Can you write out all of the material below, word for word?

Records
______________________________
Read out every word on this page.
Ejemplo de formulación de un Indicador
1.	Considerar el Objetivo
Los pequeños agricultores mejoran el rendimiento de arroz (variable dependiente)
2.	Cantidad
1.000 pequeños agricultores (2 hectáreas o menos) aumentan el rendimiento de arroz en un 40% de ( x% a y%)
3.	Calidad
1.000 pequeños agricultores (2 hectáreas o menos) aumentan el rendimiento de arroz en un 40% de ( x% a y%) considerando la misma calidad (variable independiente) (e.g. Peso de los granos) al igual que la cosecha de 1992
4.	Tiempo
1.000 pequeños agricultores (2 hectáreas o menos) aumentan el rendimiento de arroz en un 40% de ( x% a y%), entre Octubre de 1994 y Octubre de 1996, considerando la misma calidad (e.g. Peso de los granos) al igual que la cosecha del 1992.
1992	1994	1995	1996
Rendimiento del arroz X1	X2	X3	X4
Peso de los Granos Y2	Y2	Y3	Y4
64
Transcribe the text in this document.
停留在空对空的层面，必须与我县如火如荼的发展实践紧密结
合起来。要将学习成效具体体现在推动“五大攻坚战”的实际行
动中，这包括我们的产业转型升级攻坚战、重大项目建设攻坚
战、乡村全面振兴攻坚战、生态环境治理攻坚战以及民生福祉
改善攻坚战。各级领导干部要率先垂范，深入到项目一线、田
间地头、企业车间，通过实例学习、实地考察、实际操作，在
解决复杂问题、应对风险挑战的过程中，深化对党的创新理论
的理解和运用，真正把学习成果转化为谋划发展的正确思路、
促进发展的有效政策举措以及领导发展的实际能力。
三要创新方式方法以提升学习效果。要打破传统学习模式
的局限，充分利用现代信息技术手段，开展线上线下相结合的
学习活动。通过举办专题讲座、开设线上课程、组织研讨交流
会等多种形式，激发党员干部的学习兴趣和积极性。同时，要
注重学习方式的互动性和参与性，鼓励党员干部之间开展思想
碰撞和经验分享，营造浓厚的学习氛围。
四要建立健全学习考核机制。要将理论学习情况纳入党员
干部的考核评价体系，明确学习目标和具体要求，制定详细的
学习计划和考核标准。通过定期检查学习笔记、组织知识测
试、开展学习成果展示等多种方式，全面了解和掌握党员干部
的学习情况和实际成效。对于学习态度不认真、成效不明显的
______________________________
Task solution.
Read out every word on this page.
Ejemplo de formulación de un Indicador
1.	Considerar el Objetivo
Los pequeños agricultores mejoran el rendimiento de arroz (variable dependiente)
2.	Cantidad
1.000 pequeños agricultores (2 hectáreas o menos) aumentan el rendimiento de arroz en un 40% de ( x% a y%)
3.	Calidad
1.000 pequeños agricultores (2 hectáreas o menos) aumentan el rendimiento de arroz en un 40% de ( x% a y%) considerando la misma calidad (variable independiente) (e.g. Peso de los granos) al igual que la cosecha de 1992
4.	Tiempo
1.000 pequeños agricultores (2 hectáreas o menos) aumentan el rendimiento de arroz en un 40% de ( x% a y%), entre Octubre de 1994 y Octubre de 1996, considerando la misma calidad (e.g. Peso de los granos) al igual que la cosecha del 1992.
1992	1994	1995	1996
Rendimiento del arroz X1	X2	X3	X4
Peso de los Granos Y2	Y2	Y3	Y4
64
Transcribe the text in this document.
停留在空对空的层面，必须与我县如火如荼的发展实践紧密结
合起来。要将学习成效具体体现在推动“五大攻坚战”的实际行
动中，这包括我们的产业转型升级攻坚战、重大项目建设攻坚
战、乡村全面振兴攻坚战、生态环境治理攻坚战以及民生福祉
改善攻坚战。各级领导干部要率先垂范，深入到项目一线、田
间地头、企业车间，通过实例学习、实地考察、实际操作，在
解决复杂问题、应对风险挑战的过程中，深化对党的创新理论
的理解和运用，真正把学习成果转化为谋划发展的正确思路、
促进发展的有效政策举措以及领导发展的实际能力。
三要创新方式方法以提升学习效果。要打破传统学习模式
的局限，充分利用现代信息技术手段，开展线上线下相结合的
学习活动。通过举办专题讲座、开设线上课程、组织研讨交流
会等多种形式，激发党员干部的学习兴趣和积极性。同时，要
注重学习方式的互动性和参与性，鼓励党员干部之间开展思想
碰撞和经验分享，营造浓厚的学习氛围。
四要建立健全学习考核机制。要将理论学习情况纳入党员
干部的考核评价体系，明确学习目标和具体要求，制定详细的
学习计划和考核标准。通过定期检查学习笔记、组织知识测
试、开展学习成果展示等多种方式，全面了解和掌握党员干部
的学习情况和实际成效。对于学习态度不认真、成效不明显的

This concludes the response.